::: DATA EXCERPTS
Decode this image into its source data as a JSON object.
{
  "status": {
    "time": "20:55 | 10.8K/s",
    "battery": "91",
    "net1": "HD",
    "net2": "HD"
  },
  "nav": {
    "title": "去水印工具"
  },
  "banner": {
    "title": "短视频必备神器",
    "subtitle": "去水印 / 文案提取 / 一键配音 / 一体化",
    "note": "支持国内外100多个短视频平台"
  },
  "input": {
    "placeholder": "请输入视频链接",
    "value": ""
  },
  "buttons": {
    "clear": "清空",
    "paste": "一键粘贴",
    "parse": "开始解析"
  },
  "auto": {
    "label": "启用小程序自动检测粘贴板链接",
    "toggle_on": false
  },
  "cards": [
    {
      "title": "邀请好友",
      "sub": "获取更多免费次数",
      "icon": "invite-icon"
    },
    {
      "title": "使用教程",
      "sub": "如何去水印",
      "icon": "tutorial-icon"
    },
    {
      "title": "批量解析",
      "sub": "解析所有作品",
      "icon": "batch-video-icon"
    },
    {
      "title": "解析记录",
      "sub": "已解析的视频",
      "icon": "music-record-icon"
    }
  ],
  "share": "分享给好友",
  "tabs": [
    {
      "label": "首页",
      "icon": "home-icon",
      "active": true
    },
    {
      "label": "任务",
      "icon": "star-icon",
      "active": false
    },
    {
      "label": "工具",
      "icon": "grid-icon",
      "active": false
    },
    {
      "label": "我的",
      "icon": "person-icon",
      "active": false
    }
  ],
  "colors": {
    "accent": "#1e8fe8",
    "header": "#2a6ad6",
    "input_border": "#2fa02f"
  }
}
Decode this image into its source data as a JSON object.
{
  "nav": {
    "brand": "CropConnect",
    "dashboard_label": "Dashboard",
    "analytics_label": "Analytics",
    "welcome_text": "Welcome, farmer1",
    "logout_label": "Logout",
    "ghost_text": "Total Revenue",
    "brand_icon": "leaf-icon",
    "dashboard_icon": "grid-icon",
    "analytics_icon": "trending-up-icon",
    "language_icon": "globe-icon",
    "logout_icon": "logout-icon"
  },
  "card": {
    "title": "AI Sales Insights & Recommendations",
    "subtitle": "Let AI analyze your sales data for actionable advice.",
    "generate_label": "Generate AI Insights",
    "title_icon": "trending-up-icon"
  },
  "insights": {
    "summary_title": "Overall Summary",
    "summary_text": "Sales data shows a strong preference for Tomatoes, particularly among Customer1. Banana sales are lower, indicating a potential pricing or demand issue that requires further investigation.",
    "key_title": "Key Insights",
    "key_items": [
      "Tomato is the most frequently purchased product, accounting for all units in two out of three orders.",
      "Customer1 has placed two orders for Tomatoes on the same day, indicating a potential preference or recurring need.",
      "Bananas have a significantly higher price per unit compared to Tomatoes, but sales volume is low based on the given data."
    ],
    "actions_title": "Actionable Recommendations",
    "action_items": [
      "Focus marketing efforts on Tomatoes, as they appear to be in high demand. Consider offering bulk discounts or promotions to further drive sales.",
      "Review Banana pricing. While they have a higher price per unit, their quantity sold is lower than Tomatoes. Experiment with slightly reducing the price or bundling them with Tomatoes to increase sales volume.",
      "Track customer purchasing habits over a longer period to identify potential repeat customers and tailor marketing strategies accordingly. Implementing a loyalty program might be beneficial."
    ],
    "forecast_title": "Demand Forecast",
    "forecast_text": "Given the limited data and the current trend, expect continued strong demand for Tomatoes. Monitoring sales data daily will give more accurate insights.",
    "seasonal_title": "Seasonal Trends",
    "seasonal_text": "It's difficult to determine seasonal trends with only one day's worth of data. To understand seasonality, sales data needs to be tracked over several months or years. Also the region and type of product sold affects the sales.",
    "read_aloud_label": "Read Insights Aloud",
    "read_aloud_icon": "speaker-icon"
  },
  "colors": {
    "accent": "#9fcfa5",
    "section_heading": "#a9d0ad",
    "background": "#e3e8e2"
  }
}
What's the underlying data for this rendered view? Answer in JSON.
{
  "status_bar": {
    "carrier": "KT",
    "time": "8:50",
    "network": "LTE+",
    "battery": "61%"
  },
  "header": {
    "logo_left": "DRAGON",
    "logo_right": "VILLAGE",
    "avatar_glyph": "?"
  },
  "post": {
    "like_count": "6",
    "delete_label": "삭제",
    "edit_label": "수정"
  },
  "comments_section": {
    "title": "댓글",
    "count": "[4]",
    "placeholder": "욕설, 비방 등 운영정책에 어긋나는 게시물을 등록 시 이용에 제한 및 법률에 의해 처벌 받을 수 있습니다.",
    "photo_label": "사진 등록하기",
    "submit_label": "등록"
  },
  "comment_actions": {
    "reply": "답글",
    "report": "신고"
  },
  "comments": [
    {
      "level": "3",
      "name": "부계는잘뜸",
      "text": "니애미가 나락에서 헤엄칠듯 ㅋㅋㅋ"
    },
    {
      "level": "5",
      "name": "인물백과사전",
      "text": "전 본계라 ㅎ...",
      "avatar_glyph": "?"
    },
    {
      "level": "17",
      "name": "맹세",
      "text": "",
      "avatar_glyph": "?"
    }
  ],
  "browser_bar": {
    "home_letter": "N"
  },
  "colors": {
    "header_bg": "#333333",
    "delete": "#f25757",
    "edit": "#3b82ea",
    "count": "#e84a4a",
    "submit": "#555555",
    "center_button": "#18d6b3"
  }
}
::::::
DIRECTIONS FOR THIS TASK: Extract every line above exactly as it stands.

THE RESULT:
Decode this image into its source data as a JSON object.
{
  "status": {
    "time": "20:55 | 10.8K/s",
    "battery": "91",
    "net1": "HD",
    "net2": "HD"
  },
  "nav": {
    "title": "去水印工具"
  },
  "banner": {
    "title": "短视频必备神器",
    "subtitle": "去水印 / 文案提取 / 一键配音 / 一体化",
    "note": "支持国内外100多个短视频平台"
  },
  "input": {
    "placeholder": "请输入视频链接",
    "value": ""
  },
  "buttons": {
    "clear": "清空",
    "paste": "一键粘贴",
    "parse": "开始解析"
  },
  "auto": {
    "label": "启用小程序自动检测粘贴板链接",
    "toggle_on": false
  },
  "cards": [
    {
      "title": "邀请好友",
      "sub": "获取更多免费次数",
      "icon": "invite-icon"
    },
    {
      "title": "使用教程",
      "sub": "如何去水印",
      "icon": "tutorial-icon"
    },
    {
      "title": "批量解析",
      "sub": "解析所有作品",
      "icon": "batch-video-icon"
    },
    {
      "title": "解析记录",
      "sub": "已解析的视频",
      "icon": "music-record-icon"
    }
  ],
  "share": "分享给好友",
  "tabs": [
    {
      "label": "首页",
      "icon": "home-icon",
      "active": true
    },
    {
      "label": "任务",
      "icon": "star-icon",
      "active": false
    },
    {
      "label": "工具",
      "icon": "grid-icon",
      "active": false
    },
    {
      "label": "我的",
      "icon": "person-icon",
      "active": false
    }
  ],
  "colors": {
    "accent": "#1e8fe8",
    "header": "#2a6ad6",
    "input_border": "#2fa02f"
  }
}
Decode this image into its source data as a JSON object.
{
  "nav": {
    "brand": "CropConnect",
    "dashboard_label": "Dashboard",
    "analytics_label": "Analytics",
    "welcome_text": "Welcome, farmer1",
    "logout_label": "Logout",
    "ghost_text": "Total Revenue",
    "brand_icon": "leaf-icon",
    "dashboard_icon": "grid-icon",
    "analytics_icon": "trending-up-icon",
    "language_icon": "globe-icon",
    "logout_icon": "logout-icon"
  },
  "card": {
    "title": "AI Sales Insights & Recommendations",
    "subtitle": "Let AI analyze your sales data for actionable advice.",
    "generate_label": "Generate AI Insights",
    "title_icon": "trending-up-icon"
  },
  "insights": {
    "summary_title": "Overall Summary",
    "summary_text": "Sales data shows a strong preference for Tomatoes, particularly among Customer1. Banana sales are lower, indicating a potential pricing or demand issue that requires further investigation.",
    "key_title": "Key Insights",
    "key_items": [
      "Tomato is the most frequently purchased product, accounting for all units in two out of three orders.",
      "Customer1 has placed two orders for Tomatoes on the same day, indicating a potential preference or recurring need.",
      "Bananas have a significantly higher price per unit compared to Tomatoes, but sales volume is low based on the given data."
    ],
    "actions_title": "Actionable Recommendations",
    "action_items": [
      "Focus marketing efforts on Tomatoes, as they appear to be in high demand. Consider offering bulk discounts or promotions to further drive sales.",
      "Review Banana pricing. While they have a higher price per unit, their quantity sold is lower than Tomatoes. Experiment with slightly reducing the price or bundling them with Tomatoes to increase sales volume.",
      "Track customer purchasing habits over a longer period to identify potential repeat customers and tailor marketing strategies accordingly. Implementing a loyalty program might be beneficial."
    ],
    "forecast_title": "Demand Forecast",
    "forecast_text": "Given the limited data and the current trend, expect continued strong demand for Tomatoes. Monitoring sales data daily will give more accurate insights.",
    "seasonal_title": "Seasonal Trends",
    "seasonal_text": "It's difficult to determine seasonal trends with only one day's worth of data. To understand seasonality, sales data needs to be tracked over several months or years. Also the region and type of product sold affects the sales.",
    "read_aloud_label": "Read Insights Aloud",
    "read_aloud_icon": "speaker-icon"
  },
  "colors": {
    "accent": "#9fcfa5",
    "section_heading": "#a9d0ad",
    "background": "#e3e8e2"
  }
}
What's the underlying data for this rendered view? Answer in JSON.
{
  "status_bar": {
    "carrier": "KT",
    "time": "8:50",
    "network": "LTE+",
    "battery": "61%"
  },
  "header": {
    "logo_left": "DRAGON",
    "logo_right": "VILLAGE",
    "avatar_glyph": "?"
  },
  "post": {
    "like_count": "6",
    "delete_label": "삭제",
    "edit_label": "수정"
  },
  "comments_section": {
    "title": "댓글",
    "count": "[4]",
    "placeholder": "욕설, 비방 등 운영정책에 어긋나는 게시물을 등록 시 이용에 제한 및 법률에 의해 처벌 받을 수 있습니다.",
    "photo_label": "사진 등록하기",
    "submit_label": "등록"
  },
  "comment_actions": {
    "reply": "답글",
    "report": "신고"
  },
  "comments": [
    {
      "level": "3",
      "name": "부계는잘뜸",
      "text": "니애미가 나락에서 헤엄칠듯 ㅋㅋㅋ"
    },
    {
      "level": "5",
      "name": "인물백과사전",
      "text": "전 본계라 ㅎ...",
      "avatar_glyph": "?"
    },
    {
      "level": "17",
      "name": "맹세",
      "text": "",
      "avatar_glyph": "?"
    }
  ],
  "browser_bar": {
    "home_letter": "N"
  },
  "colors": {
    "header_bg": "#333333",
    "delete": "#f25757",
    "edit": "#3b82ea",
    "count": "#e84a4a",
    "submit": "#555555",
    "center_button": "#18d6b3"
  }
}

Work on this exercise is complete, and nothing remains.